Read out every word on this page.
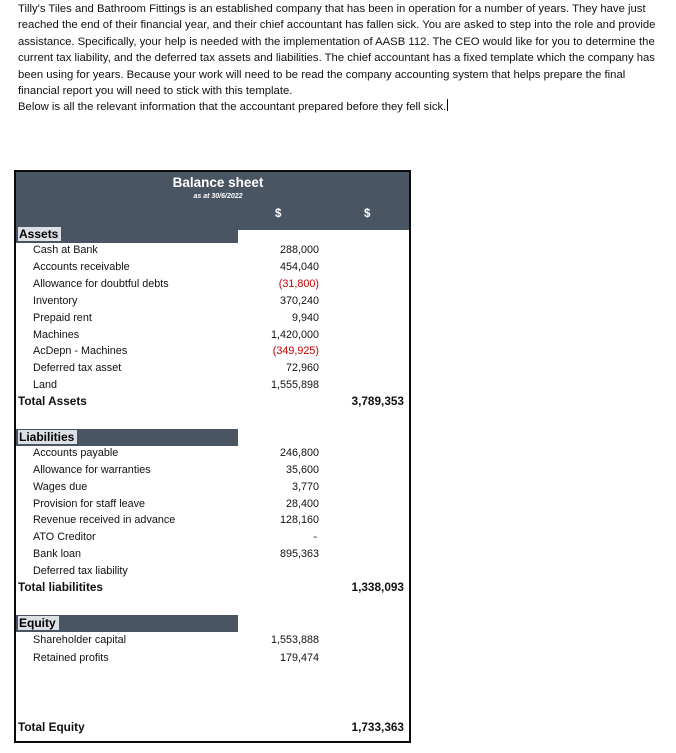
Tilly's Tiles and Bathroom Fittings is an established company that has been in operation for a number of years. They have just reached the end of their financial year, and their chief accountant has fallen sick. You are asked to step into the role and provide assistance. Specifically, your help is needed with the implementation of AASB 112. The CEO would like for you to determine the current tax liability, and the deferred tax assets and liabilities. The chief accountant has a fixed template which the company has been using for years. Because your work will need to be read the company accounting system that helps prepare the final financial report you will need to stick with this template.

Below is all the relevant information that the accountant prepared before they fell sick.

Balance sheet
as at 30/6/2022
$	$
Assets
Cash at Bank	288,000
Accounts receivable	454,040
Allowance for doubtful debts	(31,800)
Inventory	370,240
Prepaid rent	9,940
Machines	1,420,000
AcDepn - Machines	(349,925)
Deferred tax asset	72,960
Land	1,555,898
Total Assets	3,789,353
Liabilities
Accounts payable	246,800
Allowance for warranties	35,600
Wages due	3,770
Provision for staff leave	28,400
Revenue received in advance	128,160
ATO Creditor	-
Bank loan	895,363
Deferred tax liability
Total liabilitites	1,338,093
Equity
Shareholder capital	1,553,888
Retained profits	179,474
Total Equity	1,733,363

§ **Written exercise**:
Without the pictures, write out every entry precisely as it appears.

§ **Answer to this task**:
Read out every word on this page.
Tilly's Tiles and Bathroom Fittings is an established company that has been in operation for a number of years. They have just reached the end of their financial year, and their chief accountant has fallen sick. You are asked to step into the role and provide assistance. Specifically, your help is needed with the implementation of AASB 112. The CEO would like for you to determine the current tax liability, and the deferred tax assets and liabilities. The chief accountant has a fixed template which the company has been using for years. Because your work will need to be read the company accounting system that helps prepare the final financial report you will need to stick with this template.

Below is all the relevant information that the accountant prepared before they fell sick.

Balance sheet
as at 30/6/2022
$	$
Assets
Cash at Bank	288,000
Accounts receivable	454,040
Allowance for doubtful debts	(31,800)
Inventory	370,240
Prepaid rent	9,940
Machines	1,420,000
AcDepn - Machines	(349,925)
Deferred tax asset	72,960
Land	1,555,898
Total Assets	3,789,353
Liabilities
Accounts payable	246,800
Allowance for warranties	35,600
Wages due	3,770
Provision for staff leave	28,400
Revenue received in advance	128,160
ATO Creditor	-
Bank loan	895,363
Deferred tax liability
Total liabilitites	1,338,093
Equity
Shareholder capital	1,553,888
Retained profits	179,474
Total Equity	1,733,363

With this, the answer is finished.